> DIRECTIONS
Filter the data for lines with the word "JSON", then copy every line so identified.

----- DATA SECTION

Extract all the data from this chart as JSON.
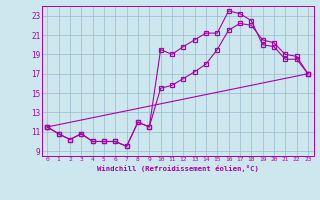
{
  "xlabel": "Windchill (Refroidissement éolien,°C)",
  "bg_color": "#cce8ee",
  "line_color": "#aa00aa",
  "grid_color": "#99bbcc",
  "xlim": [
    -0.5,
    23.5
  ],
  "ylim": [
    8.5,
    24.0
  ],
  "xticks": [
    0,
    1,
    2,
    3,
    4,
    5,
    6,
    7,
    8,
    9,
    10,
    11,
    12,
    13,
    14,
    15,
    16,
    17,
    18,
    19,
    20,
    21,
    22,
    23
  ],
  "yticks": [
    9,
    11,
    13,
    15,
    17,
    19,
    21,
    23
  ],
  "line1_x": [
    0,
    1,
    2,
    3,
    4,
    5,
    6,
    7,
    8,
    9,
    10,
    11,
    12,
    13,
    14,
    15,
    16,
    17,
    18,
    19,
    20,
    21,
    22,
    23
  ],
  "line1_y": [
    11.5,
    10.8,
    10.2,
    10.8,
    10.0,
    10.0,
    10.0,
    9.5,
    12.0,
    11.5,
    19.5,
    19.0,
    19.8,
    20.5,
    21.2,
    21.2,
    23.5,
    23.2,
    22.5,
    20.0,
    19.8,
    18.5,
    18.5,
    17.0
  ],
  "line2_x": [
    0,
    1,
    2,
    3,
    4,
    5,
    6,
    7,
    8,
    9,
    10,
    11,
    12,
    13,
    14,
    15,
    16,
    17,
    18,
    19,
    20,
    21,
    22,
    23
  ],
  "line2_y": [
    11.5,
    10.8,
    10.2,
    10.8,
    10.0,
    10.0,
    10.0,
    9.5,
    12.0,
    11.5,
    15.5,
    15.8,
    16.5,
    17.2,
    18.0,
    19.5,
    21.5,
    22.2,
    22.0,
    20.5,
    20.2,
    19.0,
    18.8,
    17.0
  ],
  "line3_x": [
    0,
    23
  ],
  "line3_y": [
    11.5,
    17.0
  ]
}
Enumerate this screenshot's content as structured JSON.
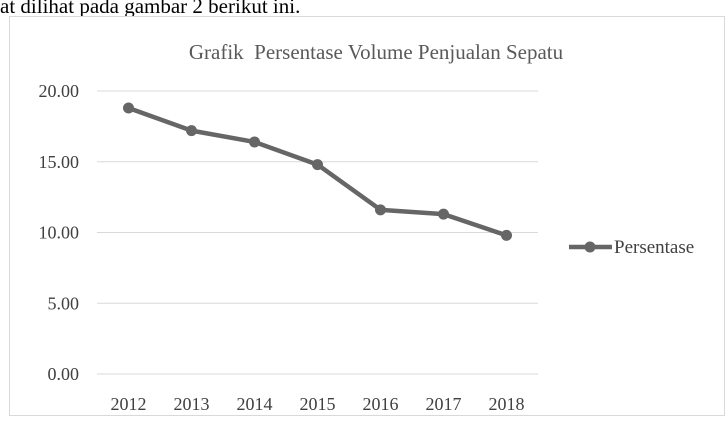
{
  "page": {
    "lead_text": "at dilihat pada gambar 2 berikut ini."
  },
  "colors": {
    "series": "#666666",
    "gridline": "#d9d9d9",
    "text": "#404040",
    "title": "#595959"
  },
  "chart_data": {
    "type": "line",
    "title": "Grafik  Persentase Volume Penjualan Sepatu",
    "xlabel": "",
    "ylabel": "",
    "categories": [
      "2012",
      "2013",
      "2014",
      "2015",
      "2016",
      "2017",
      "2018"
    ],
    "series": [
      {
        "name": "Persentase",
        "values": [
          18.8,
          17.2,
          16.4,
          14.8,
          11.6,
          11.3,
          9.8
        ]
      }
    ],
    "ylim": [
      0,
      20
    ],
    "yticks": [
      "0.00",
      "5.00",
      "10.00",
      "15.00",
      "20.00"
    ],
    "grid": "horizontal",
    "legend_position": "right"
  }
}
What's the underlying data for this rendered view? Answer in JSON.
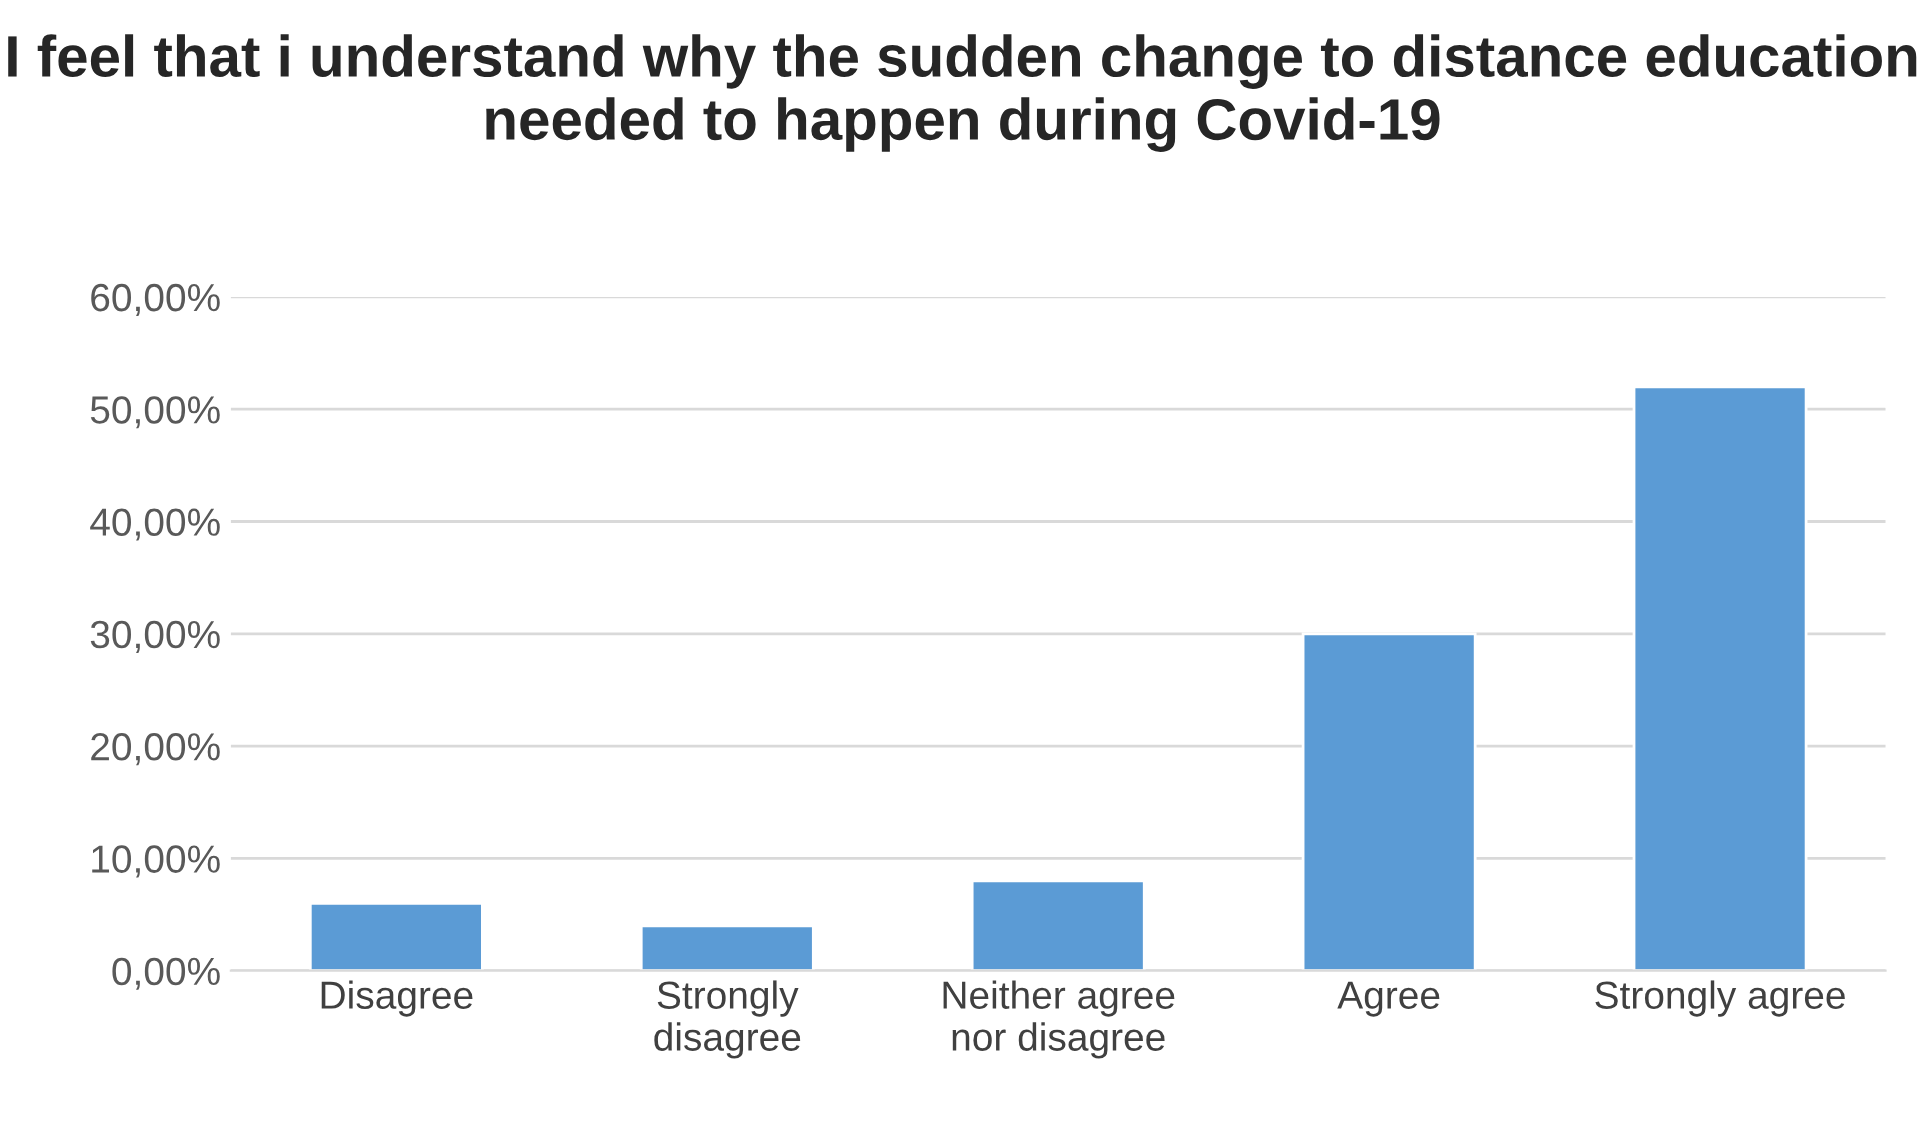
{
  "chart_data": {
    "type": "bar",
    "title": "I feel that i understand why the sudden change to distance education needed to happen during Covid-19",
    "categories": [
      "Disagree",
      "Strongly\ndisagree",
      "Neither agree\nnor disagree",
      "Agree",
      "Strongly agree"
    ],
    "values": [
      6,
      4,
      8,
      30,
      52
    ],
    "color": "#5b9bd5",
    "ylim": [
      0,
      60
    ],
    "yticks": [
      {
        "value": 0,
        "label": "0,00%"
      },
      {
        "value": 10,
        "label": "10,00%"
      },
      {
        "value": 20,
        "label": "20,00%"
      },
      {
        "value": 30,
        "label": "30,00%"
      },
      {
        "value": 40,
        "label": "40,00%"
      },
      {
        "value": 50,
        "label": "50,00%"
      },
      {
        "value": 60,
        "label": "60,00%"
      }
    ],
    "grid": "y"
  }
}
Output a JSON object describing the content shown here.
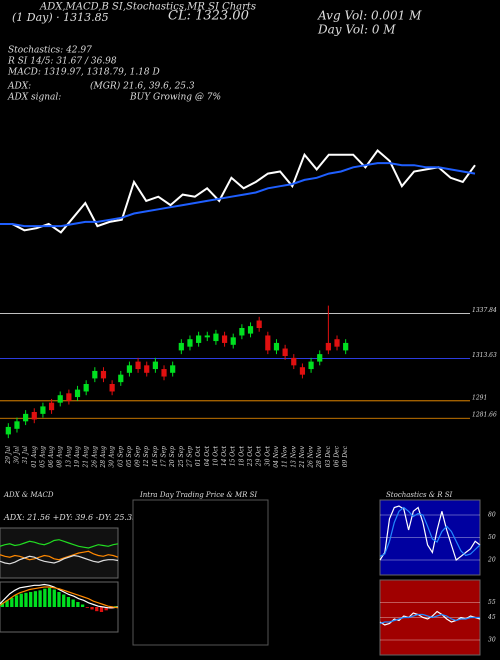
{
  "chart_data": [
    {
      "type": "line",
      "annotations": [
        "ADX,MACD,B SI,Stochastics,MR SI Charts",
        "(1 Day) · 1313.85",
        "CL: 1323.00",
        "Avg Vol: 0.001 M",
        "Day Vol: 0 M",
        "Stochastics: 42.97",
        "R SI 14/5: 31.67 / 36.98",
        "MACD: 1319.97, 1318.79, 1.18 D",
        "ADX:",
        "(MGR) 21.6, 39.6, 25.3",
        "ADX signal:",
        "BUY Growing @ 7%"
      ],
      "ylim": [
        1290,
        1340
      ],
      "series": [
        {
          "color": "#ffffff",
          "values": [
            1300,
            1300,
            1297,
            1298,
            1300,
            1296,
            1303,
            1310,
            1299,
            1301,
            1302,
            1320,
            1311,
            1313,
            1309,
            1314,
            1313,
            1317,
            1311,
            1322,
            1317,
            1320,
            1324,
            1325,
            1318,
            1333,
            1326,
            1333,
            1333,
            1333,
            1327,
            1335,
            1330,
            1318,
            1325,
            1326,
            1327,
            1322,
            1320,
            1328
          ]
        },
        {
          "color": "#1f5fff",
          "values": [
            1300,
            1300,
            1299,
            1299,
            1299,
            1299,
            1300,
            1301,
            1301,
            1302,
            1303,
            1305,
            1306,
            1307,
            1308,
            1309,
            1310,
            1311,
            1312,
            1313,
            1314,
            1315,
            1317,
            1318,
            1319,
            1321,
            1322,
            1324,
            1325,
            1327,
            1328,
            1329,
            1329,
            1328,
            1328,
            1327,
            1327,
            1326,
            1325,
            1324
          ]
        }
      ]
    },
    {
      "type": "candlestick",
      "categories": [
        "29 Jul",
        "30 Jul",
        "31 Jul",
        "01 Aug",
        "05 Aug",
        "06 Aug",
        "08 Aug",
        "13 Aug",
        "19 Aug",
        "21 Aug",
        "26 Aug",
        "28 Aug",
        "30 Aug",
        "03 Sep",
        "05 Sep",
        "09 Sep",
        "12 Sep",
        "16 Sep",
        "17 Sep",
        "20 Sep",
        "25 Sep",
        "27 Sep",
        "01 Oct",
        "04 Oct",
        "10 Oct",
        "14 Oct",
        "15 Oct",
        "18 Oct",
        "23 Oct",
        "29 Oct",
        "30 Oct",
        "04 Nov",
        "11 Nov",
        "13 Nov",
        "21 Nov",
        "26 Nov",
        "28 Nov",
        "03 Dec",
        "06 Dec",
        "09 Dec"
      ],
      "open": [
        1273,
        1276,
        1280,
        1285,
        1284,
        1290,
        1290,
        1295,
        1293,
        1296,
        1303,
        1307,
        1300,
        1301,
        1306,
        1312,
        1310,
        1308,
        1308,
        1306,
        1318,
        1320,
        1322,
        1325,
        1323,
        1326,
        1321,
        1326,
        1327,
        1334,
        1326,
        1318,
        1319,
        1314,
        1309,
        1308,
        1312,
        1322,
        1324,
        1318
      ],
      "high": [
        1279,
        1282,
        1286,
        1287,
        1290,
        1292,
        1296,
        1297,
        1299,
        1302,
        1309,
        1309,
        1302,
        1307,
        1312,
        1314,
        1312,
        1314,
        1310,
        1312,
        1324,
        1326,
        1328,
        1328,
        1329,
        1328,
        1327,
        1332,
        1333,
        1336,
        1328,
        1324,
        1321,
        1316,
        1311,
        1314,
        1318,
        1342,
        1326,
        1324
      ],
      "low": [
        1271,
        1274,
        1278,
        1279,
        1282,
        1284,
        1288,
        1289,
        1291,
        1294,
        1301,
        1301,
        1294,
        1299,
        1304,
        1306,
        1304,
        1306,
        1302,
        1304,
        1316,
        1318,
        1320,
        1323,
        1321,
        1320,
        1319,
        1324,
        1325,
        1328,
        1316,
        1316,
        1313,
        1308,
        1303,
        1306,
        1310,
        1316,
        1318,
        1316
      ],
      "close": [
        1277,
        1280,
        1284,
        1281,
        1288,
        1286,
        1294,
        1291,
        1297,
        1300,
        1307,
        1303,
        1296,
        1305,
        1310,
        1308,
        1306,
        1312,
        1304,
        1310,
        1322,
        1324,
        1326,
        1326,
        1327,
        1322,
        1325,
        1330,
        1331,
        1330,
        1318,
        1322,
        1315,
        1310,
        1305,
        1312,
        1316,
        1318,
        1320,
        1322
      ],
      "up_color": "#00e020",
      "down_color": "#e01010",
      "ylim": [
        1270,
        1345
      ],
      "yticks": [
        1337.84,
        1313.63,
        1291,
        1281.66
      ]
    },
    {
      "type": "line",
      "title": "ADX & MACD",
      "subtitle": "ADX: 21.56 +DY: 39.6 -DY: 25.35",
      "background": "#111111",
      "ylim": [
        0,
        60
      ],
      "series": [
        {
          "color": "#22dd22",
          "values": [
            38,
            40,
            41,
            39,
            40,
            42,
            44,
            43,
            41,
            40,
            42,
            45,
            46,
            44,
            42,
            40,
            38,
            37,
            36,
            38,
            40,
            39,
            38,
            40,
            41
          ]
        },
        {
          "color": "#ff8800",
          "values": [
            28,
            26,
            25,
            27,
            26,
            24,
            22,
            23,
            25,
            27,
            26,
            23,
            22,
            24,
            26,
            28,
            30,
            31,
            32,
            29,
            27,
            26,
            28,
            27,
            25
          ]
        },
        {
          "color": "#dddddd",
          "values": [
            20,
            18,
            17,
            19,
            22,
            24,
            26,
            25,
            22,
            20,
            19,
            18,
            20,
            23,
            25,
            27,
            26,
            24,
            22,
            20,
            19,
            21,
            22,
            22,
            21
          ]
        }
      ]
    },
    {
      "type": "macd",
      "background": "#000000",
      "ylim": [
        -3,
        3
      ],
      "values": [
        0.5,
        0.8,
        1.1,
        1.4,
        1.6,
        1.7,
        1.8,
        1.9,
        2.0,
        2.2,
        2.3,
        2.1,
        1.8,
        1.5,
        1.2,
        0.9,
        0.6,
        0.3,
        -0.1,
        -0.3,
        -0.5,
        -0.6,
        -0.4,
        -0.2,
        0.1
      ],
      "up_color": "#00e020",
      "down_color": "#e01010",
      "series": [
        {
          "color": "#ffffff",
          "values": [
            0.4,
            1.0,
            1.6,
            2.0,
            2.3,
            2.4,
            2.5,
            2.6,
            2.6,
            2.7,
            2.6,
            2.4,
            2.1,
            1.8,
            1.5,
            1.3,
            1.0,
            0.8,
            0.5,
            0.3,
            0.1,
            0.0,
            -0.1,
            -0.1,
            0.0
          ]
        },
        {
          "color": "#ff8800",
          "values": [
            0.2,
            0.6,
            1.0,
            1.4,
            1.7,
            1.9,
            2.1,
            2.2,
            2.3,
            2.4,
            2.4,
            2.3,
            2.2,
            2.0,
            1.8,
            1.6,
            1.4,
            1.2,
            1.0,
            0.7,
            0.5,
            0.3,
            0.1,
            0.0,
            -0.1
          ]
        }
      ]
    },
    {
      "type": "line",
      "title": "Intra Day Trading Price & MR SI",
      "background": "#000000",
      "series": []
    },
    {
      "type": "line",
      "title": "Stochastics & R SI",
      "background": "#0000a0",
      "ylim": [
        0,
        100
      ],
      "yticks": [
        80,
        50,
        20
      ],
      "series": [
        {
          "color": "#ffffff",
          "values": [
            20,
            30,
            75,
            90,
            92,
            88,
            60,
            85,
            90,
            70,
            40,
            30,
            60,
            85,
            60,
            40,
            20,
            25,
            30,
            35,
            45,
            40
          ]
        },
        {
          "color": "#2288ff",
          "values": [
            25,
            28,
            45,
            70,
            85,
            90,
            85,
            78,
            82,
            80,
            65,
            48,
            44,
            58,
            65,
            58,
            45,
            32,
            26,
            28,
            34,
            40
          ]
        }
      ]
    },
    {
      "type": "line",
      "background": "#a00000",
      "ylim": [
        20,
        70
      ],
      "yticks": [
        55,
        45,
        30
      ],
      "series": [
        {
          "color": "#ffffff",
          "values": [
            42,
            40,
            41,
            44,
            43,
            46,
            45,
            48,
            47,
            45,
            44,
            46,
            49,
            47,
            44,
            42,
            43,
            45,
            44,
            46,
            45,
            44
          ]
        },
        {
          "color": "#2288ff",
          "values": [
            41,
            42,
            42,
            43,
            44,
            45,
            45,
            46,
            47,
            47,
            46,
            45,
            46,
            47,
            46,
            44,
            43,
            44,
            44,
            45,
            45,
            45
          ]
        }
      ]
    }
  ]
}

----------

> ANSWER IN FULL
Extract all the data from this chart as JSON.
Enumerate this screenshot's content as structured JSON.
What's the underlying data for this rendered view? Answer in JSON.
Output a JSON object describing the content shown here.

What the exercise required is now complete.